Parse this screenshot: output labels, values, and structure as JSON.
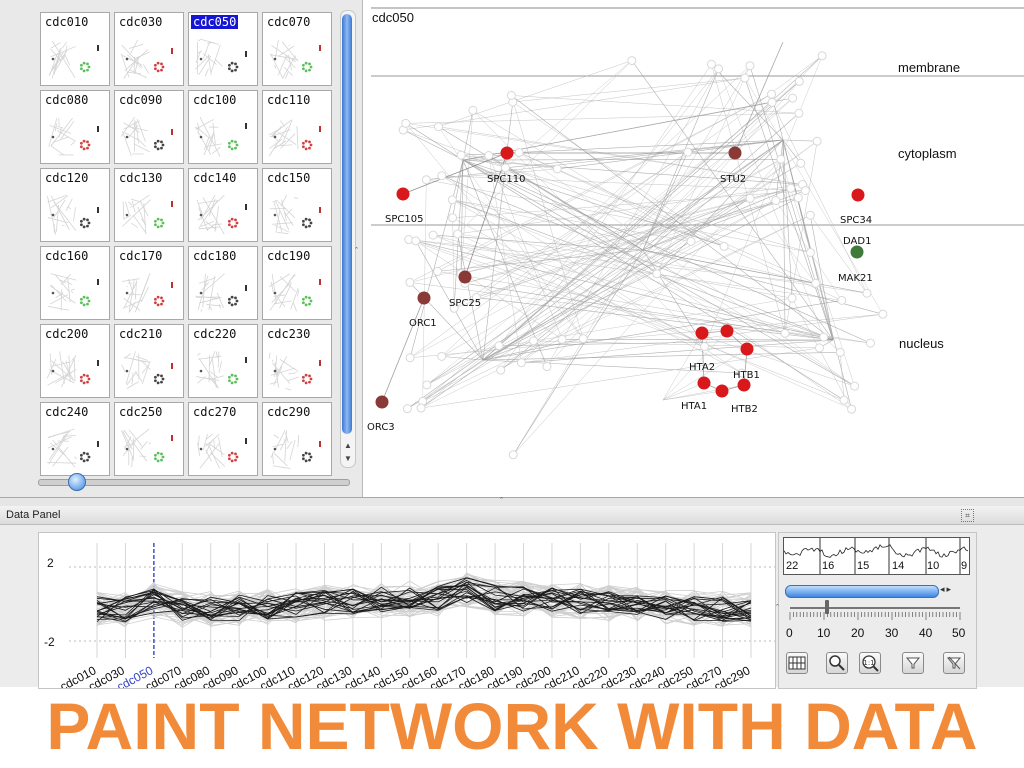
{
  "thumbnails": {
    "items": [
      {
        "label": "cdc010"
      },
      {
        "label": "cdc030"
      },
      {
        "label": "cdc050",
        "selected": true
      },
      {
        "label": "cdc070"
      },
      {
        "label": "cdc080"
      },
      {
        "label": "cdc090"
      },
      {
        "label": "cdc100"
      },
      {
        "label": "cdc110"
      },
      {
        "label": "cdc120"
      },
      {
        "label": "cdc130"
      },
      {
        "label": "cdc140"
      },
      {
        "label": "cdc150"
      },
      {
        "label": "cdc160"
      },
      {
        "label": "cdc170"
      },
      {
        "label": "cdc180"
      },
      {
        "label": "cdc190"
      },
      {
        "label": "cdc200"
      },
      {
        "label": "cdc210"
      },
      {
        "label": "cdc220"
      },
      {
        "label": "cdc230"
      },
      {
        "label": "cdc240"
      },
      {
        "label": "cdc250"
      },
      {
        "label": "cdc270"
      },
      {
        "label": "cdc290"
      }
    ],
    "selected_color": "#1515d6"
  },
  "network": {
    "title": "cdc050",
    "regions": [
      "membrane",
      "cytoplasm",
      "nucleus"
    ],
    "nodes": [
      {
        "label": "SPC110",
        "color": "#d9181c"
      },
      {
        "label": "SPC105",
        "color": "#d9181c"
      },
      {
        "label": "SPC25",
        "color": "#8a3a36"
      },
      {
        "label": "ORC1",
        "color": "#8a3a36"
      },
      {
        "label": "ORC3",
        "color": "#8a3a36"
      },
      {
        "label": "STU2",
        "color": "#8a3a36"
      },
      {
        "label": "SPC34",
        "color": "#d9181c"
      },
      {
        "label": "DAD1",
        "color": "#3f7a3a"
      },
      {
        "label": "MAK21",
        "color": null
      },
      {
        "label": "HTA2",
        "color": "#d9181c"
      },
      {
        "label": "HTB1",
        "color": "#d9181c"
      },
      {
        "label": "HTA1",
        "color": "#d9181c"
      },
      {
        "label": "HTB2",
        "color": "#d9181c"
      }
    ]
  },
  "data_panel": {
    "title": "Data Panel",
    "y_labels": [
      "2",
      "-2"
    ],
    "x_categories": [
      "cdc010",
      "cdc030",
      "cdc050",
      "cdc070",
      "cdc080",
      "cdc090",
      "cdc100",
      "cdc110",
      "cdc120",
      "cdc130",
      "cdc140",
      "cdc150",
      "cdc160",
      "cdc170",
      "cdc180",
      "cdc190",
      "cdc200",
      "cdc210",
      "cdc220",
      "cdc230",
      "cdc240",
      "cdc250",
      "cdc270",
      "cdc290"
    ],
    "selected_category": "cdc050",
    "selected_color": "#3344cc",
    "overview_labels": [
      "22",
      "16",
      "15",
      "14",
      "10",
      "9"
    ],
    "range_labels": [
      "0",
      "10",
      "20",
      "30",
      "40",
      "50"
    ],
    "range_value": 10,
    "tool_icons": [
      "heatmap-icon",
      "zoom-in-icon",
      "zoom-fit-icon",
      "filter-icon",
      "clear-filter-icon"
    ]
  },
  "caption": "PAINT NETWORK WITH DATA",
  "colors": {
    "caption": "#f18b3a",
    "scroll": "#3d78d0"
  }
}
##############################
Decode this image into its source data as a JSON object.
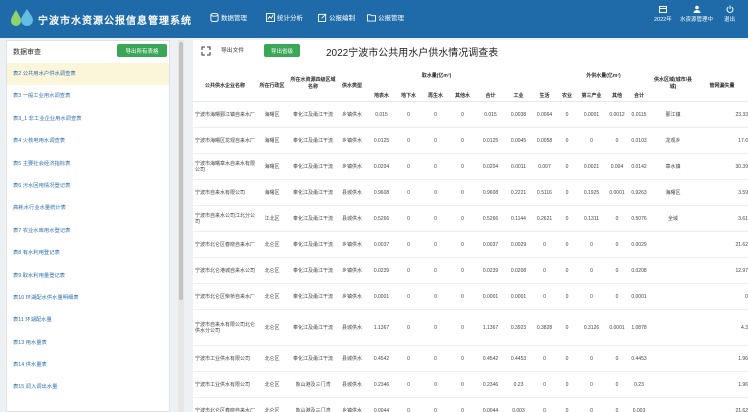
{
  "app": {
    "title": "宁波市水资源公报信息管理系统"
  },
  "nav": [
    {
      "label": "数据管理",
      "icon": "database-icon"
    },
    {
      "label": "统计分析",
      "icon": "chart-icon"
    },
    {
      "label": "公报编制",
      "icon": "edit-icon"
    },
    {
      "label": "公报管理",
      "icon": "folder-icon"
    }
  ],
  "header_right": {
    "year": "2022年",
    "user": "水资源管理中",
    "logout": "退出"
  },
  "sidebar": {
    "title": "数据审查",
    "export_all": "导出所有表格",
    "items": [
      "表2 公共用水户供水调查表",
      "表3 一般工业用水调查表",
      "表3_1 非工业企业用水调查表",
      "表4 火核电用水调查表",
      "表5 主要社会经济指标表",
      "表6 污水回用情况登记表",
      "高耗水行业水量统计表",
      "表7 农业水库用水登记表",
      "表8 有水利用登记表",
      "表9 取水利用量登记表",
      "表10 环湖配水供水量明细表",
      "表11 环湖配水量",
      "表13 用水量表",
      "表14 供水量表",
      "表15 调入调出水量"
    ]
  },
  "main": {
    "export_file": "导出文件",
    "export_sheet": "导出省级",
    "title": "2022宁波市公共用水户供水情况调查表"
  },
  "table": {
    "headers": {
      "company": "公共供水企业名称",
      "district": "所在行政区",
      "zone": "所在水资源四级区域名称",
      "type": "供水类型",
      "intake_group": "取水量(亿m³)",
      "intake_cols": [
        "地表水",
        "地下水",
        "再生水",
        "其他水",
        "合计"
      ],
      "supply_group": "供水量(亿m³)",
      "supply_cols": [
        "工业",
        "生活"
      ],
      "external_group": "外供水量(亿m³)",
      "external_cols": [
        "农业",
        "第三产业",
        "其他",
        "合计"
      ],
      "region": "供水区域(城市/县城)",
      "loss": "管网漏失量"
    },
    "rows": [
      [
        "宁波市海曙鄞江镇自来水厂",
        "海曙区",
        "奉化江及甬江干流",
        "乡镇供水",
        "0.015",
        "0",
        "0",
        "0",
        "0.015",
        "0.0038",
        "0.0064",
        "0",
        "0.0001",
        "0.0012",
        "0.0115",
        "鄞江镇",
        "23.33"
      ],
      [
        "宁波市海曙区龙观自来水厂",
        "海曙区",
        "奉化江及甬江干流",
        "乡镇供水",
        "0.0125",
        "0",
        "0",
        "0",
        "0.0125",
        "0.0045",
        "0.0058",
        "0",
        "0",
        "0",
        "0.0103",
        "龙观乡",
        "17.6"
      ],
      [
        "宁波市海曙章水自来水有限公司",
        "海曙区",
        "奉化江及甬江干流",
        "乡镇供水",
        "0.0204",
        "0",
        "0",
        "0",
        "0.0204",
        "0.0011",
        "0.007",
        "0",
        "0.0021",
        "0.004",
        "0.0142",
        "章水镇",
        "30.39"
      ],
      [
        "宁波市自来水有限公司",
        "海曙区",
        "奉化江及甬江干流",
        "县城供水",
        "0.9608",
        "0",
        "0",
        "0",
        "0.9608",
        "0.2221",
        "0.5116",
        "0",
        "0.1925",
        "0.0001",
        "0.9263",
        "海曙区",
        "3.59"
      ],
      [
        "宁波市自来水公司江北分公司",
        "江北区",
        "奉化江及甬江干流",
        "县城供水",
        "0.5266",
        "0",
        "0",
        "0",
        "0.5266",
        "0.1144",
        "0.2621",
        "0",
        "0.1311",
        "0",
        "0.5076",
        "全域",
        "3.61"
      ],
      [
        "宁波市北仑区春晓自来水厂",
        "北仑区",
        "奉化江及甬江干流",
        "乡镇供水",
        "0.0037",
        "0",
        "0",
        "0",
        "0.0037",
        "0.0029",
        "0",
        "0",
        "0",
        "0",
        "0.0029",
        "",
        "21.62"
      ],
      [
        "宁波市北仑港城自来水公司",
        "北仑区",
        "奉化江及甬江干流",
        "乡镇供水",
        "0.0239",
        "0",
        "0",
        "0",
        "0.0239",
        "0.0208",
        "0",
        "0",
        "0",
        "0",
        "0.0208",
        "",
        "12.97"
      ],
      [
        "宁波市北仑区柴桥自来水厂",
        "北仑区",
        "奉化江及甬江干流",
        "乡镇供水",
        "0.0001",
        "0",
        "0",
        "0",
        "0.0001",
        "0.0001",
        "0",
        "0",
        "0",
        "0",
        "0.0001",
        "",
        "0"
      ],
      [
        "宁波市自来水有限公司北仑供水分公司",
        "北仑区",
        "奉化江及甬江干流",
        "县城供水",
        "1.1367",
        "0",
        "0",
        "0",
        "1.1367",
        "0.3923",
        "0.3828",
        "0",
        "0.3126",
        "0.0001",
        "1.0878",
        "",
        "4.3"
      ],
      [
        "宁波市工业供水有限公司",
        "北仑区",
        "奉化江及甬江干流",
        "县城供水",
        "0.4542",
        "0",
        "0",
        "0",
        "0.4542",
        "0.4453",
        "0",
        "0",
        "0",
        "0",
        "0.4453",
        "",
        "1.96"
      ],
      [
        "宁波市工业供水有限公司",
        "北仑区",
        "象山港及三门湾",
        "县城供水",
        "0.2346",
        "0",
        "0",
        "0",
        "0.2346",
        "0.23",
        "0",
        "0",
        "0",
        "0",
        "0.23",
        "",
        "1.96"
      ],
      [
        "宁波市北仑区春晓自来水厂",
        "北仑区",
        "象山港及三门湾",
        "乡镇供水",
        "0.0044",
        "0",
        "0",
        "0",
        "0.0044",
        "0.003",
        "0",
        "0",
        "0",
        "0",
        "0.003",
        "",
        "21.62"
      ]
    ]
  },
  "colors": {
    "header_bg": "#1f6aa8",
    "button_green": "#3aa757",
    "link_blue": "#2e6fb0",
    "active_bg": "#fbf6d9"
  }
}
##############################
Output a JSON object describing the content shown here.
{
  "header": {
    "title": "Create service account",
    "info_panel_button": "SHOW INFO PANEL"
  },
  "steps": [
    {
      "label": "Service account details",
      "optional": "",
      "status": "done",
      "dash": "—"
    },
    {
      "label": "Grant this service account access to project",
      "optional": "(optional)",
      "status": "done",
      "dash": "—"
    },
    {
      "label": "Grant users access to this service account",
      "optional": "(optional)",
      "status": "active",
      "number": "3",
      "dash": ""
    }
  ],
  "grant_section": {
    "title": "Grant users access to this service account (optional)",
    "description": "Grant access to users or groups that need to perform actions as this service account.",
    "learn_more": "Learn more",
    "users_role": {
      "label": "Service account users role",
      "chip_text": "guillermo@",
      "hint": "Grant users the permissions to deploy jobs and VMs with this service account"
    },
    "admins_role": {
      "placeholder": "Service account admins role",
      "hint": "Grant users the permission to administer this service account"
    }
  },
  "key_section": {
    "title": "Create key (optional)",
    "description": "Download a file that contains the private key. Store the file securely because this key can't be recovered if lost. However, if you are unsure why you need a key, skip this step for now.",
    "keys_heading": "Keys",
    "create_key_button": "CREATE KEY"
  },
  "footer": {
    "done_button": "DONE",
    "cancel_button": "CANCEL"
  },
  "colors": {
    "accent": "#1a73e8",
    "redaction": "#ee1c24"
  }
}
##############################
DIRECTIONS FOR THIS TASK -> Copy every line from the records above that contains the word "JSON".

COMPLETED TASK ->
Parse this screenshot: output labels, values, and structure as JSON.
Decode this image into its source data as a JSON object.
Output a JSON object describing the content shown here.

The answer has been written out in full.